— start DATA SUPPLIED —
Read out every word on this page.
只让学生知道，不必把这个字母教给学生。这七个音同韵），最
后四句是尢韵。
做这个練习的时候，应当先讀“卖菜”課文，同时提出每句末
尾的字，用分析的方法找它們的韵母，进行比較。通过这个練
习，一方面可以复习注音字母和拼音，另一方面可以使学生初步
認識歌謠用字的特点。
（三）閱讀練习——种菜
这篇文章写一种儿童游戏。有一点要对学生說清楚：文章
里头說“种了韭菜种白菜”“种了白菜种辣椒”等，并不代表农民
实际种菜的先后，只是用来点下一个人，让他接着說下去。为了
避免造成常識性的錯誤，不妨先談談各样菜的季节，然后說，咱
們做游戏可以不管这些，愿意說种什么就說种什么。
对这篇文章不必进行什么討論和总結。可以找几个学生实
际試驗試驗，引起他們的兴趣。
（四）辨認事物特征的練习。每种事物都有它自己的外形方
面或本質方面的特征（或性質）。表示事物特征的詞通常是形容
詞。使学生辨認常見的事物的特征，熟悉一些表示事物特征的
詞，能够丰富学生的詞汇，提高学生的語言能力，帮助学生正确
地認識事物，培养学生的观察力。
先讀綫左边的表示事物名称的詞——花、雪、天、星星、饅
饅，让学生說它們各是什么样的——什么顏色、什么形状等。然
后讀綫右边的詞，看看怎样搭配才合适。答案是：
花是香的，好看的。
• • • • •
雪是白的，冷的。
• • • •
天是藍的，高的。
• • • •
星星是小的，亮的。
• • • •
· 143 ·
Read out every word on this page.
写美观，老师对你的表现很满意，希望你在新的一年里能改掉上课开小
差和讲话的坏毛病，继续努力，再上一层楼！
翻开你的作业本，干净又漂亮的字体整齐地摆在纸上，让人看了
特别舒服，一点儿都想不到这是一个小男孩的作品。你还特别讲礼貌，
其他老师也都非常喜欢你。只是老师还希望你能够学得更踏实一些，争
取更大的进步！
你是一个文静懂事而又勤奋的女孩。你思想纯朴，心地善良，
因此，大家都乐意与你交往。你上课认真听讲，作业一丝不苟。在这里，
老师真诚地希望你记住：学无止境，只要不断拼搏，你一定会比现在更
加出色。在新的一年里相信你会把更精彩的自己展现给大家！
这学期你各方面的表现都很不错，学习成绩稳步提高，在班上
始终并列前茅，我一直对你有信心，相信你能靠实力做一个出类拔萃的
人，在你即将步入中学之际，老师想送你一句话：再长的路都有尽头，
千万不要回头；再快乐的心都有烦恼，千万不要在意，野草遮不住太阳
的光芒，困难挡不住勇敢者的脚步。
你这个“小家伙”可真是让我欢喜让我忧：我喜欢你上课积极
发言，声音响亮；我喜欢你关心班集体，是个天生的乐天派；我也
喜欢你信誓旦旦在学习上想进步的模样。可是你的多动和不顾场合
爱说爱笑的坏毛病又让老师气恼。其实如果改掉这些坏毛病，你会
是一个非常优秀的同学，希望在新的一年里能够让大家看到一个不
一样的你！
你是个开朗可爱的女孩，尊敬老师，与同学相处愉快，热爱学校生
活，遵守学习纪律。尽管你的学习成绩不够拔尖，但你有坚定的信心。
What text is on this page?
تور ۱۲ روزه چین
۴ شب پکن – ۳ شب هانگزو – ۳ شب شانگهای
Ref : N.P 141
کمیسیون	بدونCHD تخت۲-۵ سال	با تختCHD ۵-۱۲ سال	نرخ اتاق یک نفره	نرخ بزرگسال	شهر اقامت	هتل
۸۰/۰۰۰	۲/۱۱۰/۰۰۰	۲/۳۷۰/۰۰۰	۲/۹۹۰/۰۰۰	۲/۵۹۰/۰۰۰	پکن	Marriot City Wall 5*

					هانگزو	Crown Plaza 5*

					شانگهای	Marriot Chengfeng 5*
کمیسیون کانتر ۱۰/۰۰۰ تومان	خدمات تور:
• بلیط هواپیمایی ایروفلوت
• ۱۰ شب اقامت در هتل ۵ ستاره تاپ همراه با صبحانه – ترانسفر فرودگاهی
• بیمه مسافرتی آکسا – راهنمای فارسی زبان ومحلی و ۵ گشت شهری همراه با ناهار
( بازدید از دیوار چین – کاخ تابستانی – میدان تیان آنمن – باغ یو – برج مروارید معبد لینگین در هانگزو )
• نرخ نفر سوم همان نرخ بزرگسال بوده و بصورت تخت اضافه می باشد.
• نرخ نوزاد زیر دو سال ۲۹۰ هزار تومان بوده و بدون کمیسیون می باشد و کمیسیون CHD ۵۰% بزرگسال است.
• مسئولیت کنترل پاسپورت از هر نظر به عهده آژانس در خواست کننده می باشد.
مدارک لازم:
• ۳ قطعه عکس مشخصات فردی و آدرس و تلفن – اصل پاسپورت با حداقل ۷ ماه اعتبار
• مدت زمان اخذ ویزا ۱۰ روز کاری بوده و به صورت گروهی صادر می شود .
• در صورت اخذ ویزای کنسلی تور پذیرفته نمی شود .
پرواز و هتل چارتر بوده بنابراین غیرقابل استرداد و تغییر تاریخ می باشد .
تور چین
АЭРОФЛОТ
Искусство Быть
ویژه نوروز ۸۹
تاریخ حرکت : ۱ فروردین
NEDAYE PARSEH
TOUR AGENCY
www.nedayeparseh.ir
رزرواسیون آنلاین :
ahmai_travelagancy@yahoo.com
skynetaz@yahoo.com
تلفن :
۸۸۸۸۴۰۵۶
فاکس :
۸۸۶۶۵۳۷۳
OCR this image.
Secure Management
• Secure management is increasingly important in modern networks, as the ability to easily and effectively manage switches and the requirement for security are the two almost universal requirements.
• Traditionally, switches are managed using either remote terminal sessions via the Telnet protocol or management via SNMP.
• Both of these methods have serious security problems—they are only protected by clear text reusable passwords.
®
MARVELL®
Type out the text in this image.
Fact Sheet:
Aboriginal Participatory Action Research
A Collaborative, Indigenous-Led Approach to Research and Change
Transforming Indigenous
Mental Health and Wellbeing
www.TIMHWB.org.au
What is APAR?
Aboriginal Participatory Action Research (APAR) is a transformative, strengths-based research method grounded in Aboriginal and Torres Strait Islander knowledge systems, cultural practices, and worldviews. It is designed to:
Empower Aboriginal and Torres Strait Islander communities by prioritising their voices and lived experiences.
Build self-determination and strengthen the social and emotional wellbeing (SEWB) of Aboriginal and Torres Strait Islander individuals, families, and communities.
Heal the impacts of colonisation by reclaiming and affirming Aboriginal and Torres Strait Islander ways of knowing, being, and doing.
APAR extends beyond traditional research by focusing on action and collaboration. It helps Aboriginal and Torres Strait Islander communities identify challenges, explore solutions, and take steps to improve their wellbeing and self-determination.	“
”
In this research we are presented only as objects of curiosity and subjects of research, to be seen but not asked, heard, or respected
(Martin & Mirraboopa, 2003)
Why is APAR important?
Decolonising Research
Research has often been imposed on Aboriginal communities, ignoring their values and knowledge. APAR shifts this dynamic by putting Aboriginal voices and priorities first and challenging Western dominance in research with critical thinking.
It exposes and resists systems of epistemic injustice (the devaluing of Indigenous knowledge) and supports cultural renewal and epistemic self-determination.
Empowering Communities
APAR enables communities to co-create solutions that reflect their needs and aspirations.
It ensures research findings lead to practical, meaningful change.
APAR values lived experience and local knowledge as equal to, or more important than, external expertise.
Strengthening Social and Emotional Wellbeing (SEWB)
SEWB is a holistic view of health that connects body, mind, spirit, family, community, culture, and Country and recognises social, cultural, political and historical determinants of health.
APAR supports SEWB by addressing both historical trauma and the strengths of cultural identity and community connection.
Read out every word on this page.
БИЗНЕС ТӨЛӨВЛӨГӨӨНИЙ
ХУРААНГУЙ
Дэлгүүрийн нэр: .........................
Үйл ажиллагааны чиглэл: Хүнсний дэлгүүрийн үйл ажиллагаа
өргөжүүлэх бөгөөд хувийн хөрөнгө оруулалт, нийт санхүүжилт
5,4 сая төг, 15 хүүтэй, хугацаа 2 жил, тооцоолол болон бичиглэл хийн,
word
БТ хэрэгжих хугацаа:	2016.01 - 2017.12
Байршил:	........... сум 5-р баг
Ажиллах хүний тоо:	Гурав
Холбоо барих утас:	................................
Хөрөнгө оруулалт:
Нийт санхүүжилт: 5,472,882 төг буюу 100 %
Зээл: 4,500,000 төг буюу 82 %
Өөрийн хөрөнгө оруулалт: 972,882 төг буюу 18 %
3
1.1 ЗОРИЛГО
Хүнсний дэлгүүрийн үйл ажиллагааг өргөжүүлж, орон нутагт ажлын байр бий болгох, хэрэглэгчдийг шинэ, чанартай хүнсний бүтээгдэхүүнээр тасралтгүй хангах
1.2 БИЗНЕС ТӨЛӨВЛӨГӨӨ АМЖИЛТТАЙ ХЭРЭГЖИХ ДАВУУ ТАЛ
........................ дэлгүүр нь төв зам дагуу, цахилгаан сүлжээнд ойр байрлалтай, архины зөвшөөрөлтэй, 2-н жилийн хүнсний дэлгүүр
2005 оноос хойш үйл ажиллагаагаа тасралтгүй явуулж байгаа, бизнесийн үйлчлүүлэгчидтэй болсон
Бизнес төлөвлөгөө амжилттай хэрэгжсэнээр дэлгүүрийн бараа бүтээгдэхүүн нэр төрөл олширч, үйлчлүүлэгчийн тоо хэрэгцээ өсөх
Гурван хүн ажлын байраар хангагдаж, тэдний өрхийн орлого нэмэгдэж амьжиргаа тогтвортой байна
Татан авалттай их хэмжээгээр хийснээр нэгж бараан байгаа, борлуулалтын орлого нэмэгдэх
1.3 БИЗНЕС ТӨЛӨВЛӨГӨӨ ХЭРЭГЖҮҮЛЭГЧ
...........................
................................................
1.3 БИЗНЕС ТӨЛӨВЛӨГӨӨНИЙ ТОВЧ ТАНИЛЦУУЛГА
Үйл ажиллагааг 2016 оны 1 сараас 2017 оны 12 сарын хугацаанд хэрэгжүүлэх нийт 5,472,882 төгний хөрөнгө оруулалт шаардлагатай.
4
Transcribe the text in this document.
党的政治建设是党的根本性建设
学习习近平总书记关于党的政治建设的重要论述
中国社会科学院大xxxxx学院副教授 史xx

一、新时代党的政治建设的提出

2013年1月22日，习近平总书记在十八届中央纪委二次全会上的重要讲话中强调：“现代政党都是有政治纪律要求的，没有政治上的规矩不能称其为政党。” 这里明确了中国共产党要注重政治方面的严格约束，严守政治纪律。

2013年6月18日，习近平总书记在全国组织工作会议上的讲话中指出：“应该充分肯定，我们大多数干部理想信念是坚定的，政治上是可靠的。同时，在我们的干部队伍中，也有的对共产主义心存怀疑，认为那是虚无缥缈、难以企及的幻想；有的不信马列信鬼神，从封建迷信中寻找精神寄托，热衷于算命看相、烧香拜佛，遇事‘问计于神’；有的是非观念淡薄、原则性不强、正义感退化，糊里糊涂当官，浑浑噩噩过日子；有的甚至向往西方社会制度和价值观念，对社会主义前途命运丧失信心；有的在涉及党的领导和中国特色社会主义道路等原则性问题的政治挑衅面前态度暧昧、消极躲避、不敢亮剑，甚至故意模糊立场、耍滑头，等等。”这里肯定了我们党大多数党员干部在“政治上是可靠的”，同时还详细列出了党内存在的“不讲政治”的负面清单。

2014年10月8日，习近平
— end DATA SUPPLIED —
Using the listing above, return all lines where the word "Indigenous" occurs.

§ RESULT OF THE EXERCISE:
A Collaborative, Indigenous-Led Approach to Research and Change
Transforming Indigenous
It exposes and resists systems of epistemic injustice (the devaluing of Indigenous knowledge) and supports cultural renewal and epistemic self-determination.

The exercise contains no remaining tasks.